**THE REQUEST**
Scan the data. Collect each line that contains the word "tagline".

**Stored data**

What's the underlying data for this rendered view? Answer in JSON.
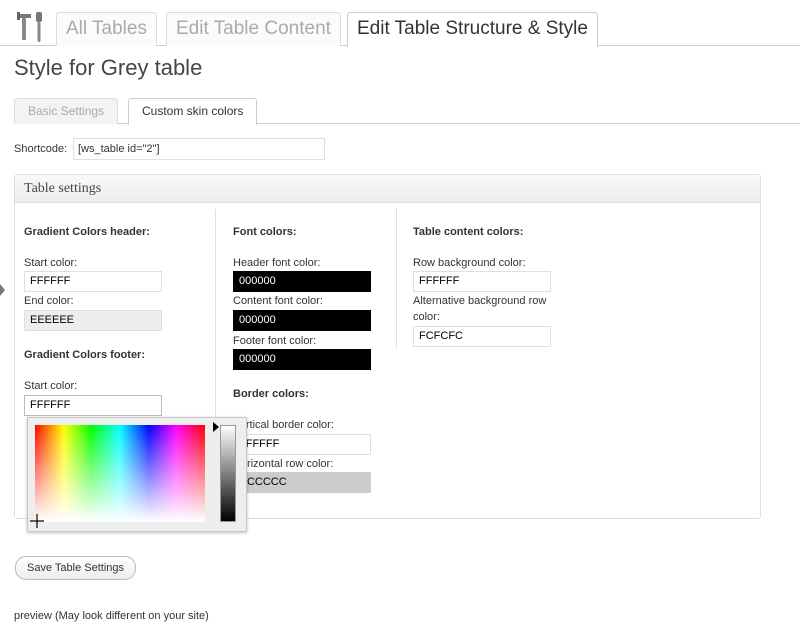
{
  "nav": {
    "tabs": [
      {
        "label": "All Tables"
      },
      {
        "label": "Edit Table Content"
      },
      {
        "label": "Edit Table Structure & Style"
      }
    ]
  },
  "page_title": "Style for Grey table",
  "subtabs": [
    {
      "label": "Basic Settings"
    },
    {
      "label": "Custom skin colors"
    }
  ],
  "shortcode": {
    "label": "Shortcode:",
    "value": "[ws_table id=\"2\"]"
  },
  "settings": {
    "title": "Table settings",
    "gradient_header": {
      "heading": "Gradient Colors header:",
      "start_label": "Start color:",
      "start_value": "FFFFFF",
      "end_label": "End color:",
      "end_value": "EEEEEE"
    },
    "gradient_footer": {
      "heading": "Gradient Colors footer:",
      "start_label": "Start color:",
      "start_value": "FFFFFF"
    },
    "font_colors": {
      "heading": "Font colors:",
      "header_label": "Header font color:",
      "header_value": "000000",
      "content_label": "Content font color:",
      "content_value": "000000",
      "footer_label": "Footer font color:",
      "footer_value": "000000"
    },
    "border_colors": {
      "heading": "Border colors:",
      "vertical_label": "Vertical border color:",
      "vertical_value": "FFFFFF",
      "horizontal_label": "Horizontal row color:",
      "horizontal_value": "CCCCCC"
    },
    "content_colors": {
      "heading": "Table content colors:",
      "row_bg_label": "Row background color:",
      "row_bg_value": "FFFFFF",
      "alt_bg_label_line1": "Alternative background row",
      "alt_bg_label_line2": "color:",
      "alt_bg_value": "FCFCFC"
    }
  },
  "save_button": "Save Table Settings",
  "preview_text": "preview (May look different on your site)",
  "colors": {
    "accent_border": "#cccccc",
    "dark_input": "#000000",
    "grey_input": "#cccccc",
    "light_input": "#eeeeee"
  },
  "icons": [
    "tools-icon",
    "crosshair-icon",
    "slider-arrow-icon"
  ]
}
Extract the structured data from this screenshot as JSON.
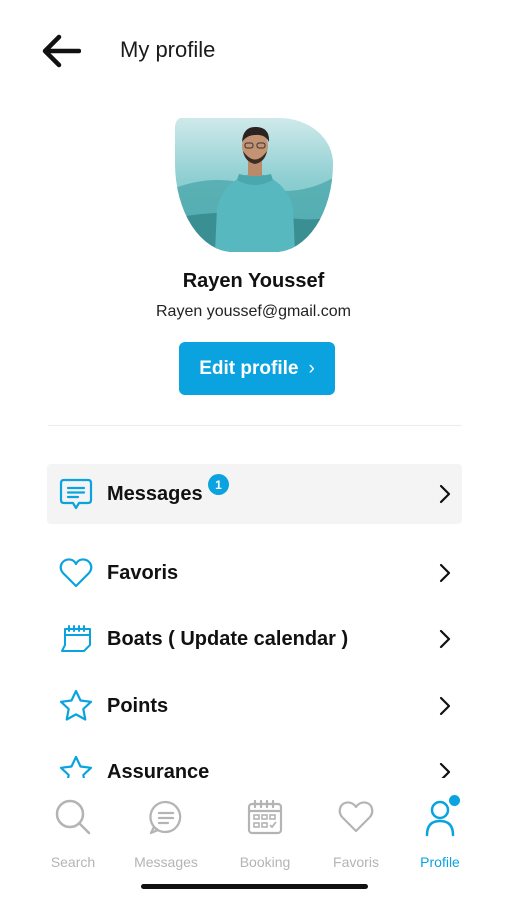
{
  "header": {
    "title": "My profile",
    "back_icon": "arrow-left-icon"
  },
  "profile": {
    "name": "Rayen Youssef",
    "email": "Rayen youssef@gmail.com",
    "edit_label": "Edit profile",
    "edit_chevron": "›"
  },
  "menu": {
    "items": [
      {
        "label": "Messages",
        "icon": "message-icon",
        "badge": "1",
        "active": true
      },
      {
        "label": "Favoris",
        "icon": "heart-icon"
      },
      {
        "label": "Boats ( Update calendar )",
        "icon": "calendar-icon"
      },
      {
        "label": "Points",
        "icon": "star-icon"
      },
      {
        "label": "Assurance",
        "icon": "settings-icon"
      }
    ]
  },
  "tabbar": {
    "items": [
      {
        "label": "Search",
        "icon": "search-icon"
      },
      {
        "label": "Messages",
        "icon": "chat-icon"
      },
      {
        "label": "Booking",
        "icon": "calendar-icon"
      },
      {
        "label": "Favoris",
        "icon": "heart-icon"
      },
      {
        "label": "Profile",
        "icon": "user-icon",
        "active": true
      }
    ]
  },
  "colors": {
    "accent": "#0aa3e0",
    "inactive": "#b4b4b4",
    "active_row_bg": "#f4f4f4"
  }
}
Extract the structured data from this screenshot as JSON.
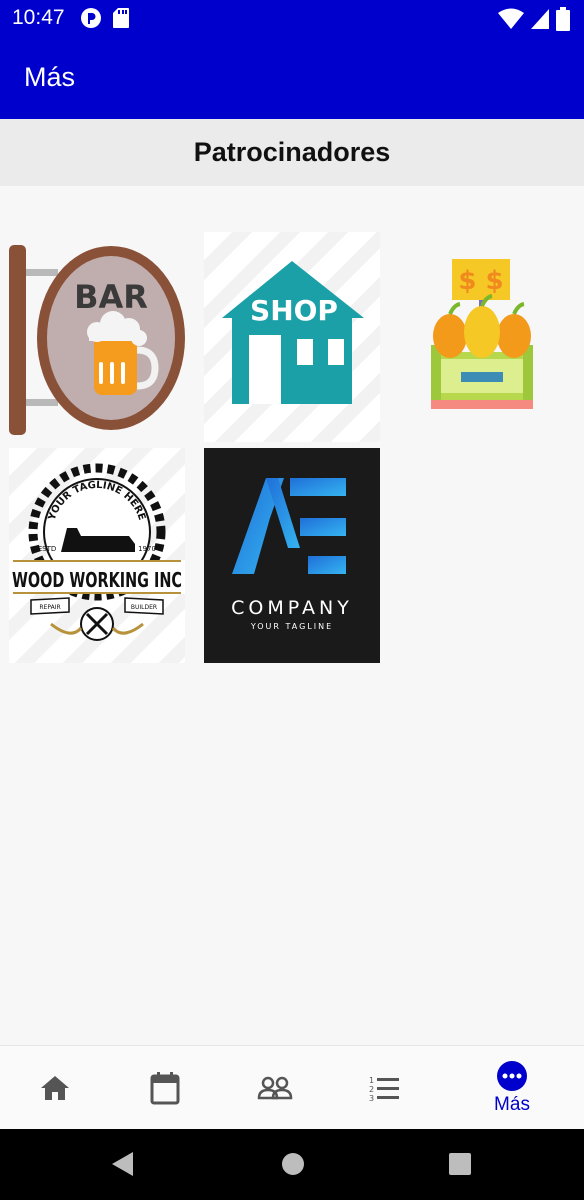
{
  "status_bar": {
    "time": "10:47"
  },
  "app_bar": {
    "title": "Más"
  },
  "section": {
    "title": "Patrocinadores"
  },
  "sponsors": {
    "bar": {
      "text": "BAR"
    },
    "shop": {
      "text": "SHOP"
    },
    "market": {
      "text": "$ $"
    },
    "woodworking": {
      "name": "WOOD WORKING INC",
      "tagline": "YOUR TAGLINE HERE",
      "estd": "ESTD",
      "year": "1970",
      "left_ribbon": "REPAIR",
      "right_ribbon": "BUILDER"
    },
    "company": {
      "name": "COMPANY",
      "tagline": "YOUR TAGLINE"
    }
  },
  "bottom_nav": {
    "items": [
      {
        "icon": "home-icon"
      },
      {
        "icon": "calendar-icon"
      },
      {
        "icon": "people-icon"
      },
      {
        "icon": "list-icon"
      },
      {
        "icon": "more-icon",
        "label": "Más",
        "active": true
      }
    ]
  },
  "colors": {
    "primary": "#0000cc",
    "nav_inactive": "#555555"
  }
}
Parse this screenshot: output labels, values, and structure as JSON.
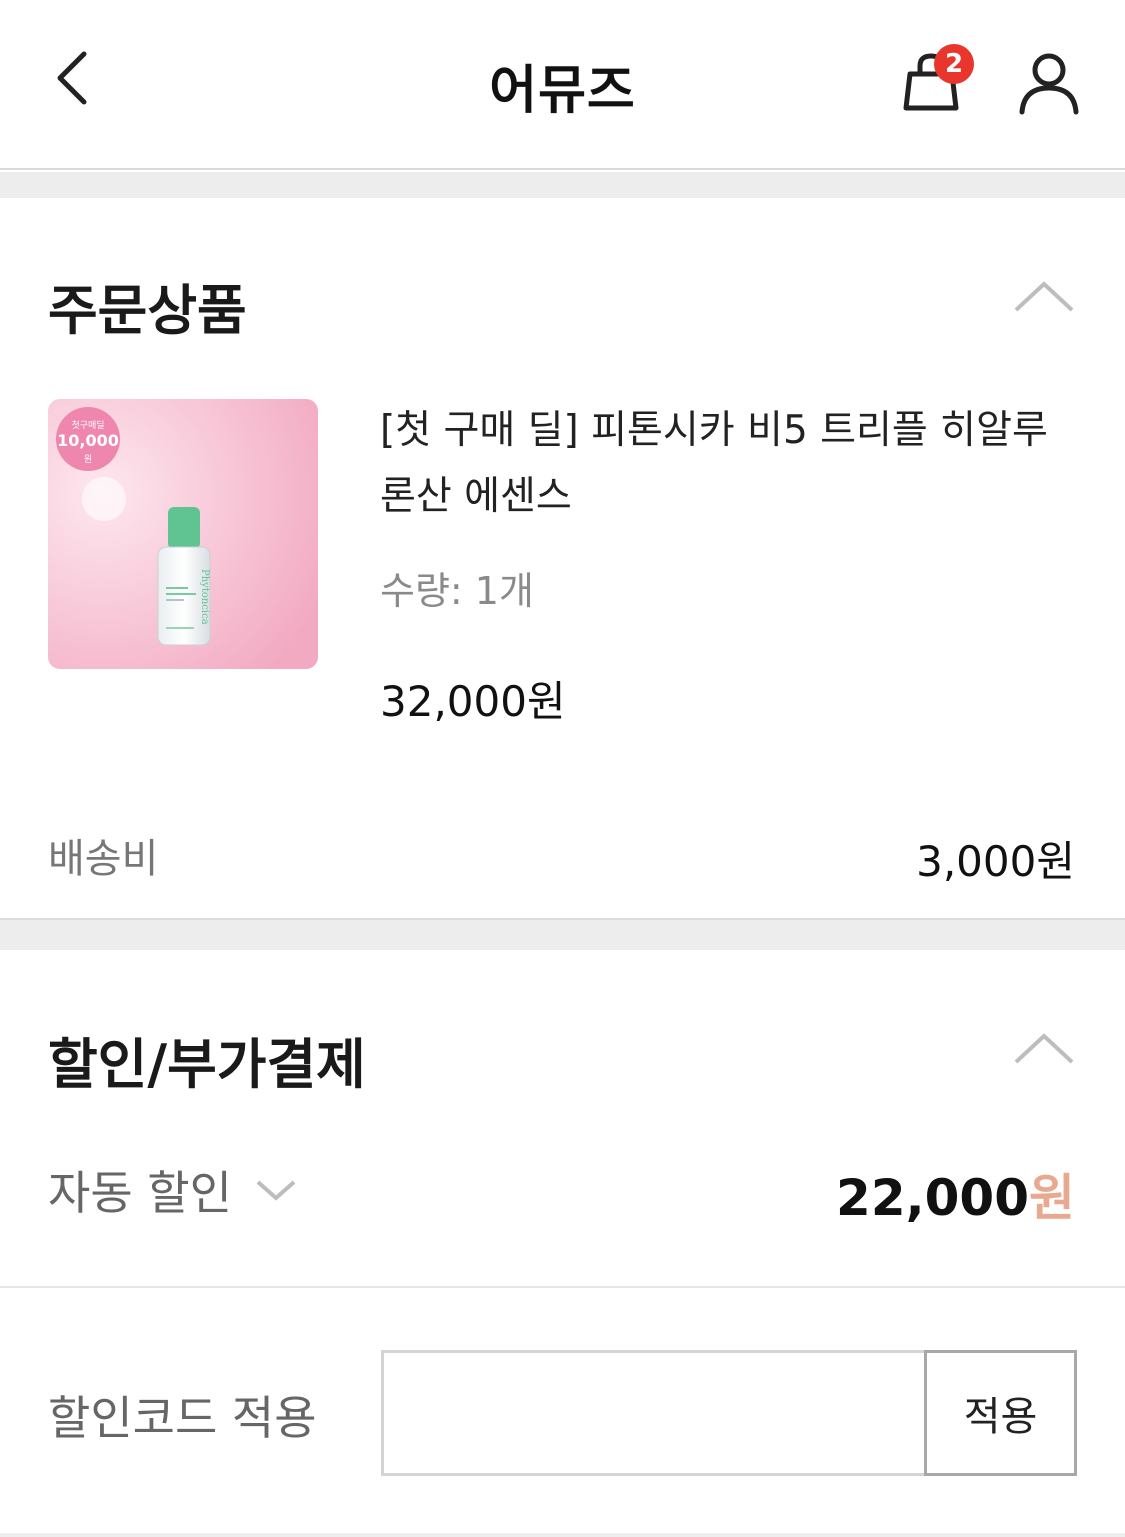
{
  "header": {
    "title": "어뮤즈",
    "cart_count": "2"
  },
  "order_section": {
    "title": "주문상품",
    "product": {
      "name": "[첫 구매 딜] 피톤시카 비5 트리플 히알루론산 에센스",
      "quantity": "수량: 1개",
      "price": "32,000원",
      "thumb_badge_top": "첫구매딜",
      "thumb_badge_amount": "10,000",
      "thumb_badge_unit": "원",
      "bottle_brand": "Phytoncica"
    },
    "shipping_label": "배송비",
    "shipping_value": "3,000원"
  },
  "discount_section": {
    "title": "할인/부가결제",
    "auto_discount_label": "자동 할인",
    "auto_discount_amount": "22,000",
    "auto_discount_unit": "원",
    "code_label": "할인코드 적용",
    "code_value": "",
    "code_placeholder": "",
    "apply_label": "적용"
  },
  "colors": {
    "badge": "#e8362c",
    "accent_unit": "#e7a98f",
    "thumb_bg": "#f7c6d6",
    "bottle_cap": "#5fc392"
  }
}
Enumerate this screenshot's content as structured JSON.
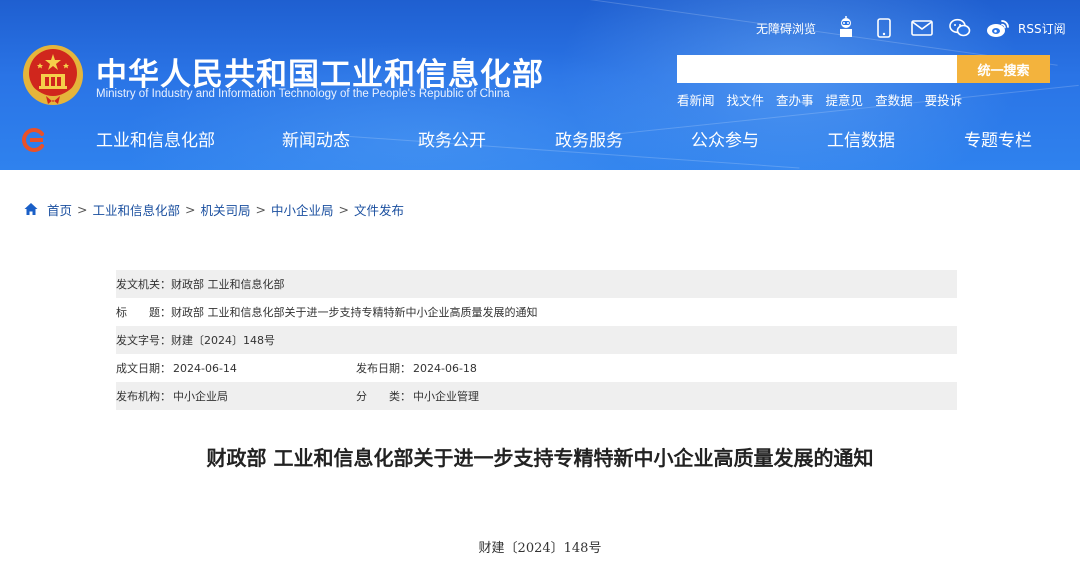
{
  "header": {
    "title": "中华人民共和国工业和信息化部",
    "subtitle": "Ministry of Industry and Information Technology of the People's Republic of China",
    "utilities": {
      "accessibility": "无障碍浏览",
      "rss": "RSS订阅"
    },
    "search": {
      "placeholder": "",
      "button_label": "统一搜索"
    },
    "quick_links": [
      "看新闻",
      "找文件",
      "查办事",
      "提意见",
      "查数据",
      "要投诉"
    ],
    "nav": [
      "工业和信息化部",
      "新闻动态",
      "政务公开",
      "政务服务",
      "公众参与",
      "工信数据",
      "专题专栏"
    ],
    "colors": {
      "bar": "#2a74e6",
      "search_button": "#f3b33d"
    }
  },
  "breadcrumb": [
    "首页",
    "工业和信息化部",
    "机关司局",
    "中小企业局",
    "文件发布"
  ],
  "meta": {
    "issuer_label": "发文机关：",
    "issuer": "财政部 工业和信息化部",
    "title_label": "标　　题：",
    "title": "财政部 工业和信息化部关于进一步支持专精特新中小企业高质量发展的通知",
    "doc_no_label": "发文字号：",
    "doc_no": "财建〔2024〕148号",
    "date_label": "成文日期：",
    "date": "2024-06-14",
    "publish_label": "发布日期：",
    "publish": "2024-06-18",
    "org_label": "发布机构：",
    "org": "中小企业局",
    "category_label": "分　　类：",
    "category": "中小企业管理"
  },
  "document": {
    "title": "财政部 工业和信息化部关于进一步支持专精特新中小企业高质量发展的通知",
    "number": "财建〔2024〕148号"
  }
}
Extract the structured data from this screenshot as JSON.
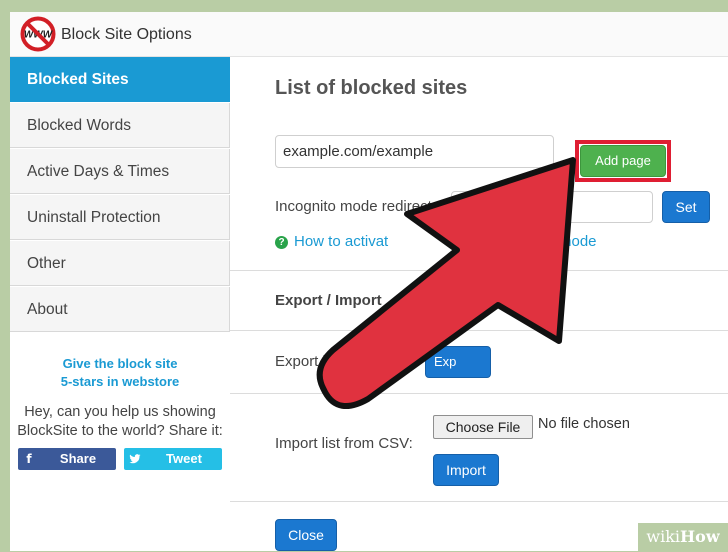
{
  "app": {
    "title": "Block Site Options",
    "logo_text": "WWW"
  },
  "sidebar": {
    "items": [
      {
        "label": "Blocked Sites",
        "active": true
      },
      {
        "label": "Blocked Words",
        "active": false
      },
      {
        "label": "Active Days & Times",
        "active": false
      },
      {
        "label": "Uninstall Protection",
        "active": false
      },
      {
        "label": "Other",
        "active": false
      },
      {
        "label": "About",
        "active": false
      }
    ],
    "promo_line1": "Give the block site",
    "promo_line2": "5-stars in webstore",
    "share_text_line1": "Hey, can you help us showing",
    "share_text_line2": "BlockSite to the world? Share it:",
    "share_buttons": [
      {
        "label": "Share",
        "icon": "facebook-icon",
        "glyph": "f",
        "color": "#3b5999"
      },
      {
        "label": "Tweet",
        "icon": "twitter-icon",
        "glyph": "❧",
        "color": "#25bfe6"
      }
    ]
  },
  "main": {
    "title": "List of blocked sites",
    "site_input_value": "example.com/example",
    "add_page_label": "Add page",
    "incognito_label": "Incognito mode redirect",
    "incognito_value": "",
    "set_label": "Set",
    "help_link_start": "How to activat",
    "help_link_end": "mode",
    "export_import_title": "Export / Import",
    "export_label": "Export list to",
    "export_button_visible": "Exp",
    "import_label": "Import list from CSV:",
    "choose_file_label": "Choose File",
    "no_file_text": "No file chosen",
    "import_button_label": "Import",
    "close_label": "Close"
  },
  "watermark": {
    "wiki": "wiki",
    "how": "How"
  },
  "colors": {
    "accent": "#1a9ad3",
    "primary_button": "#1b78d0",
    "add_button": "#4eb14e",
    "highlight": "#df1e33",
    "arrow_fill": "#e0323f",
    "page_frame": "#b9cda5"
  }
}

**ANSWER**
      "tagline": "YOUR TAGLINE HERE",
      "tagline": "YOUR TAGLINE"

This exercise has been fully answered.